>> Begin Supplied data

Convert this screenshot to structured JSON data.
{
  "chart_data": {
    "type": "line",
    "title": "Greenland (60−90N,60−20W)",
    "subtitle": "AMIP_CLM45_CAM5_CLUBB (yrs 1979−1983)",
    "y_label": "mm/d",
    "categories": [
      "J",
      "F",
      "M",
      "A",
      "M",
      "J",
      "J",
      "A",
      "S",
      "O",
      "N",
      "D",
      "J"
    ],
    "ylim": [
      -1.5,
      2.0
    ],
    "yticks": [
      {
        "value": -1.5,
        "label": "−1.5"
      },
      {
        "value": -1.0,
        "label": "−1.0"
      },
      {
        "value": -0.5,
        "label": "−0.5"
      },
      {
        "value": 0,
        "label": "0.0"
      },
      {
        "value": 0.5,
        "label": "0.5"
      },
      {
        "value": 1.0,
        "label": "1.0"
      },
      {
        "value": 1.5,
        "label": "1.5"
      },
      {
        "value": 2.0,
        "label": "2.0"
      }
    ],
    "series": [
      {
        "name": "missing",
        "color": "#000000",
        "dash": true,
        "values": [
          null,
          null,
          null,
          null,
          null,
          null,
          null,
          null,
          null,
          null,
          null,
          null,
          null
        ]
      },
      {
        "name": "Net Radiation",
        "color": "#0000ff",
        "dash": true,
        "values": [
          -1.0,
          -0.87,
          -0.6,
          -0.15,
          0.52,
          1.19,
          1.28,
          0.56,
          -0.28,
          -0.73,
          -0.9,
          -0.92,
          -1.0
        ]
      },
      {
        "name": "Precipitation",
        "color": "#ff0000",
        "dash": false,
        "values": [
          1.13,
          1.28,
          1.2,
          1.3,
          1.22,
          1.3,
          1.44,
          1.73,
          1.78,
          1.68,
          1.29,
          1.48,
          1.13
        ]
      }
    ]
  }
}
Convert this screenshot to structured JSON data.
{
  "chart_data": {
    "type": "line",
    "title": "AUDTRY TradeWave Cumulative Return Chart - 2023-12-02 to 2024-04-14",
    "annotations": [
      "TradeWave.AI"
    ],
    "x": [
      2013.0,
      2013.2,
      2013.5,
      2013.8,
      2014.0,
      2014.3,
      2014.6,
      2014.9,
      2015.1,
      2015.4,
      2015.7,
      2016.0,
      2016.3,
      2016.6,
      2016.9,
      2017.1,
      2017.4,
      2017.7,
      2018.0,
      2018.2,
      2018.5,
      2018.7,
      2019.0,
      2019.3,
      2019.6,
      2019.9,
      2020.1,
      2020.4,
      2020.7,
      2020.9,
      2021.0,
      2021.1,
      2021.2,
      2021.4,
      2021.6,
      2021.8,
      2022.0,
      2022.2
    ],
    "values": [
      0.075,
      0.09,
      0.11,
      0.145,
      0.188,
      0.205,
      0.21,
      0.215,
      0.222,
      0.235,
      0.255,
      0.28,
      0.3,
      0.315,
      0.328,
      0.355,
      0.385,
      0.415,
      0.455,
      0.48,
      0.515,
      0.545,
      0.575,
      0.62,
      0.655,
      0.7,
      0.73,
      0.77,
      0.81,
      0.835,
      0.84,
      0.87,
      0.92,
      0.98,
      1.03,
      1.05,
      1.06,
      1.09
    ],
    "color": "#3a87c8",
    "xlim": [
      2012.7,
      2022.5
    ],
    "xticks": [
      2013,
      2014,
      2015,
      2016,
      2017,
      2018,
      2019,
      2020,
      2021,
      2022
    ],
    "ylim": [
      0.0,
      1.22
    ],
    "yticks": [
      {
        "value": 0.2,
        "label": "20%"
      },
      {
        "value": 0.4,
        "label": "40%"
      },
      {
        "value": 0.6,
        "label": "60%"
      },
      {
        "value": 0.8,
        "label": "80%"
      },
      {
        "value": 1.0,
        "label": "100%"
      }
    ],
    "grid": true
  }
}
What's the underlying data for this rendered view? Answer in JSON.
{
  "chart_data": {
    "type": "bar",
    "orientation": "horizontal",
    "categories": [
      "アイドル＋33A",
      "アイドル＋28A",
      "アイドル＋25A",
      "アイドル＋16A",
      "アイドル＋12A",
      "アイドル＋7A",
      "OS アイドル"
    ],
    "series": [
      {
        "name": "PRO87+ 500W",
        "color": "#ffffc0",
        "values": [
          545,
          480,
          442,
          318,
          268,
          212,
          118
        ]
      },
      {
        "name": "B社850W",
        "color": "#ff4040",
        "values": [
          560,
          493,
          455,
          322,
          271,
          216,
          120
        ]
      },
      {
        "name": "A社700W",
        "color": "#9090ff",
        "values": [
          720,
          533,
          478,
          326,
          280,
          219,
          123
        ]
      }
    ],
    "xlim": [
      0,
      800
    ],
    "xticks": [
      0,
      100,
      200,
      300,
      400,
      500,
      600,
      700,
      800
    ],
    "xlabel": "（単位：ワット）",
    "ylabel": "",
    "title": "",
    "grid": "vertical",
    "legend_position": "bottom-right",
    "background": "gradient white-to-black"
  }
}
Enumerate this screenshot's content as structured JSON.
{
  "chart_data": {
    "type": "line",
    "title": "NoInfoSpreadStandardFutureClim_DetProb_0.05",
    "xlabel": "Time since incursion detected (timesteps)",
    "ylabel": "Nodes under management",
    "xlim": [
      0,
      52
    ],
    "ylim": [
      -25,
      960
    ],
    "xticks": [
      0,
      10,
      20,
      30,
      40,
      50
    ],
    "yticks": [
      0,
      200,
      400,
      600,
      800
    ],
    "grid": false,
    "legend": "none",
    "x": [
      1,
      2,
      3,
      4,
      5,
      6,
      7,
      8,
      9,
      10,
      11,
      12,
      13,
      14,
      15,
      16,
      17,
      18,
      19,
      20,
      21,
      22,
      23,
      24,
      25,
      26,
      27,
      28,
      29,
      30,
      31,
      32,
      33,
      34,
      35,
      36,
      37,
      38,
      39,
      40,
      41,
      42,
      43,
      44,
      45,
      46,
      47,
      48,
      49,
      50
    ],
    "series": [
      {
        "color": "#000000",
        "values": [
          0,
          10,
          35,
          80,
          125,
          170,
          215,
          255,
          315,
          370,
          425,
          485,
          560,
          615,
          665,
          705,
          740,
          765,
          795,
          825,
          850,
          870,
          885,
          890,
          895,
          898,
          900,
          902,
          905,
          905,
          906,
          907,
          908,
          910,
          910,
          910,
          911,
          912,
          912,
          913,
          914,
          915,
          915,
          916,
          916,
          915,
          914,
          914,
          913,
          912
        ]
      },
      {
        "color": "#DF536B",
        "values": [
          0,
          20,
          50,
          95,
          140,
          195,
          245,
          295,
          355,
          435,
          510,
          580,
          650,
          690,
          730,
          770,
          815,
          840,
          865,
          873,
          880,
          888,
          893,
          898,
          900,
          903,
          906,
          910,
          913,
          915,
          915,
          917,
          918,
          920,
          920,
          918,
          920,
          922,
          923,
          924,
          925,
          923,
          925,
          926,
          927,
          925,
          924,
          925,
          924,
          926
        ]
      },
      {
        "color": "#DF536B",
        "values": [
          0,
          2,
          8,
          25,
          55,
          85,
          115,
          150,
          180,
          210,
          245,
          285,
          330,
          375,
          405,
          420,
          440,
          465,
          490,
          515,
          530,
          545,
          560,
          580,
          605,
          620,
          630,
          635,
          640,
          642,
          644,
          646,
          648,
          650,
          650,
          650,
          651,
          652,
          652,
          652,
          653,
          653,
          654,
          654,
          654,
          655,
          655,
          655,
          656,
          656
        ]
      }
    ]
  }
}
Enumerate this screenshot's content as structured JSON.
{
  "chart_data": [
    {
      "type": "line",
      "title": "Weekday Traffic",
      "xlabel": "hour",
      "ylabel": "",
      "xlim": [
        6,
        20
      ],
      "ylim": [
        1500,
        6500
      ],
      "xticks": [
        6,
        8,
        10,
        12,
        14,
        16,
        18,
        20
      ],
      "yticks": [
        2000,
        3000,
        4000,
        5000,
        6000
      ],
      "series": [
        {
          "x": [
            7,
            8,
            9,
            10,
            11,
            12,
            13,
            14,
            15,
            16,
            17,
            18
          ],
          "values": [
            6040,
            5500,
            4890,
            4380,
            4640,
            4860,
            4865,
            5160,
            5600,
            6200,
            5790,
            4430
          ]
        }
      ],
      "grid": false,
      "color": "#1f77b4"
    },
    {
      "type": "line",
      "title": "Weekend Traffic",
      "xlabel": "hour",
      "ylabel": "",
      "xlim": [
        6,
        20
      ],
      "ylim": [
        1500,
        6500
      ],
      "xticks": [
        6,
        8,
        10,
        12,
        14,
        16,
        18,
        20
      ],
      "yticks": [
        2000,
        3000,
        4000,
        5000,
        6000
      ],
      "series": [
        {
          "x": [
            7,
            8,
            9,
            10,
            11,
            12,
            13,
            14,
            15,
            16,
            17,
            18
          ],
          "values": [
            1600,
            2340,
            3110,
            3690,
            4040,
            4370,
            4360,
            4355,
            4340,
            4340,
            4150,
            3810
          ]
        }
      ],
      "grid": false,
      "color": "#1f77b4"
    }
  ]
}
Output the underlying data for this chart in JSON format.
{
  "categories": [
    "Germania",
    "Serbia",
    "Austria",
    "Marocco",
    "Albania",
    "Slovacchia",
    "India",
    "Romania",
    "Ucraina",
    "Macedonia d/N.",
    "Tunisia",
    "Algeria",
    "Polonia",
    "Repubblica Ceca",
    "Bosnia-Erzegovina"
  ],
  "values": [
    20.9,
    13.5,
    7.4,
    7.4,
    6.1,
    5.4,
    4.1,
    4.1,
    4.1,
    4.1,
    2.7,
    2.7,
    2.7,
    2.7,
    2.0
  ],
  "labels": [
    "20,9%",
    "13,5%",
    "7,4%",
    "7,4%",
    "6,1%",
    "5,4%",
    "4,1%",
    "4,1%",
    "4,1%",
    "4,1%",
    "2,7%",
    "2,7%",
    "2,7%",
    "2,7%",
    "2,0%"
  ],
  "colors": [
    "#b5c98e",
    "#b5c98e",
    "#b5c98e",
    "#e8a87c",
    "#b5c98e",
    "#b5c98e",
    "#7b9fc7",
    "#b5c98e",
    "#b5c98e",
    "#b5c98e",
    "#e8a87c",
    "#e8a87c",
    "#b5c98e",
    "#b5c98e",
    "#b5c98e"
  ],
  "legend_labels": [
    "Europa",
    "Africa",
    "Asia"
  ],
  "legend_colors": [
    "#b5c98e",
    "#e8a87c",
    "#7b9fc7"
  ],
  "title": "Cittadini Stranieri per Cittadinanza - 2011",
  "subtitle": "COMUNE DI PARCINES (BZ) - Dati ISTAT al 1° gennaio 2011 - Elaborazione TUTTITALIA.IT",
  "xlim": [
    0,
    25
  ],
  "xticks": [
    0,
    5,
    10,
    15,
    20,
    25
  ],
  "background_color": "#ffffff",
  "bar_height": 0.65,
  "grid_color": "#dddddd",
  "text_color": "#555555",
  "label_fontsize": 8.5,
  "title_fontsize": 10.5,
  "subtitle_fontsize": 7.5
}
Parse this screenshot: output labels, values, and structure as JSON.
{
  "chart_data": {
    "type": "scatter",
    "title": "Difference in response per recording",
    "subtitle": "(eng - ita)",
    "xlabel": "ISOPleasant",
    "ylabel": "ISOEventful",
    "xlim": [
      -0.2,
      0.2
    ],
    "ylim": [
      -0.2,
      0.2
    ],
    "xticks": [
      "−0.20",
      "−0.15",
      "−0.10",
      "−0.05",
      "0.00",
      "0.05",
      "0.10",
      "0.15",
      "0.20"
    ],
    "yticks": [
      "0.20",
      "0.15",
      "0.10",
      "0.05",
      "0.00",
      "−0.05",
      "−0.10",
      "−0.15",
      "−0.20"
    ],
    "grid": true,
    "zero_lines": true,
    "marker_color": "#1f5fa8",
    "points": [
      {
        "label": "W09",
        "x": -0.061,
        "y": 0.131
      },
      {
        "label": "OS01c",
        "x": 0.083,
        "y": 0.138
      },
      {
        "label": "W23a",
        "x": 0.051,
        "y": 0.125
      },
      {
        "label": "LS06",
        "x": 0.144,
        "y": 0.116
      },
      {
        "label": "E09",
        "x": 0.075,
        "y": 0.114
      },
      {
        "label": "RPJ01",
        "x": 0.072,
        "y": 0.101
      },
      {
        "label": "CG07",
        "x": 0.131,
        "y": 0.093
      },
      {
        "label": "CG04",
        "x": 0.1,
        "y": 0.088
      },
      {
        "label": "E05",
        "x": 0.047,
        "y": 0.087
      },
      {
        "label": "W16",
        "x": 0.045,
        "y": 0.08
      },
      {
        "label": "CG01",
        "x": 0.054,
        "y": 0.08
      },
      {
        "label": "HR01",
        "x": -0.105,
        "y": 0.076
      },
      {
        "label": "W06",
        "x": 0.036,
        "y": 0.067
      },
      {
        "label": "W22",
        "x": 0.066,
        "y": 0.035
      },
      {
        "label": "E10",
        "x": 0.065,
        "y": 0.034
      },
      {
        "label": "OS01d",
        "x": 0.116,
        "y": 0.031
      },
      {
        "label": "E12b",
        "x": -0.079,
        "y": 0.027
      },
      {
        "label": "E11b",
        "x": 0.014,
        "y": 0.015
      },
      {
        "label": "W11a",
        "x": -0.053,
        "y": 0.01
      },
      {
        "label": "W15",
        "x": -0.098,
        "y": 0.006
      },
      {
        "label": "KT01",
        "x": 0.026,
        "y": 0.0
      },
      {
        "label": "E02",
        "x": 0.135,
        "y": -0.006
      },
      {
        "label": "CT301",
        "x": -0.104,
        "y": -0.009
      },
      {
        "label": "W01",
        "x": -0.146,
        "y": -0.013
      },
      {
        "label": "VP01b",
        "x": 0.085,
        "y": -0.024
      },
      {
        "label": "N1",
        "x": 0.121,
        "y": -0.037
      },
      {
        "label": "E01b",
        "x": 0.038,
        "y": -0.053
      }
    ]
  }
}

>> End Supplied data

→ **What you have to do**
Filter out all lines lacking the word "xlabel" and copy the rest.

→ **Complete output**
    "xlabel": "（単位：ワット）",
    "xlabel": "Time since incursion detected (timesteps)",
      "xlabel": "hour",
      "xlabel": "hour",
    "xlabel": "ISOPleasant",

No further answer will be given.